▸ What to produce:
Copy every line in the records below that contains the word "Photoshop".

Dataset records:
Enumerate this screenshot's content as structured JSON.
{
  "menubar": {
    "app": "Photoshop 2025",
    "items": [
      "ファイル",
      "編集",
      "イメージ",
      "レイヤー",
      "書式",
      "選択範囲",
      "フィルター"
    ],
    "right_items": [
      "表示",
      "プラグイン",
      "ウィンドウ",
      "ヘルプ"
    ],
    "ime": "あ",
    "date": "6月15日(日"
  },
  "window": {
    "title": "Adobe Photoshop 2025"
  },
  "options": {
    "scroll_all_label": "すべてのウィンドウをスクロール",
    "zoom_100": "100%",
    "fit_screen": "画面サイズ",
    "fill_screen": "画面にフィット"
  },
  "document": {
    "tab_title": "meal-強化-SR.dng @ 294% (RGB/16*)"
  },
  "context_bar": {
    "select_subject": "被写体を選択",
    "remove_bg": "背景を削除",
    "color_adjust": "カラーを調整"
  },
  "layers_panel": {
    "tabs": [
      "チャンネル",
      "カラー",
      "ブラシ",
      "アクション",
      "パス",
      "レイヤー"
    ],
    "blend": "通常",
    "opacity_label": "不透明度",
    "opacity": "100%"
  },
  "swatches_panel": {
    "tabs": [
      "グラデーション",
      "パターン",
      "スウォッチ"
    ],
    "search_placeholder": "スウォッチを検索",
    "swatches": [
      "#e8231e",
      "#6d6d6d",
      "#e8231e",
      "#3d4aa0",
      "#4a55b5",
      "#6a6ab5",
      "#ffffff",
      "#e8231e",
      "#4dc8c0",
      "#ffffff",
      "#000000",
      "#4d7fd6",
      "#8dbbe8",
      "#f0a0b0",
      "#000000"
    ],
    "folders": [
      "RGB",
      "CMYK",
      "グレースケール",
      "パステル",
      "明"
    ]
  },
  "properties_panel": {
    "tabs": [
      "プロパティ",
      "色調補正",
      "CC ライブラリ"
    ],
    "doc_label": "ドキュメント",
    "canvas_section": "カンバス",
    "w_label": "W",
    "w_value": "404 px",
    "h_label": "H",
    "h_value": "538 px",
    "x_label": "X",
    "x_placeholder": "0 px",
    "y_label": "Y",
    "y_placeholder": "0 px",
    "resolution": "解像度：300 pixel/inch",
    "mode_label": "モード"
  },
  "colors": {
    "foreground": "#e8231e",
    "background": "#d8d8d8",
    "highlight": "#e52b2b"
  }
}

▸ Result of this task:
    "app": "Photoshop 2025",
    "title": "Adobe Photoshop 2025"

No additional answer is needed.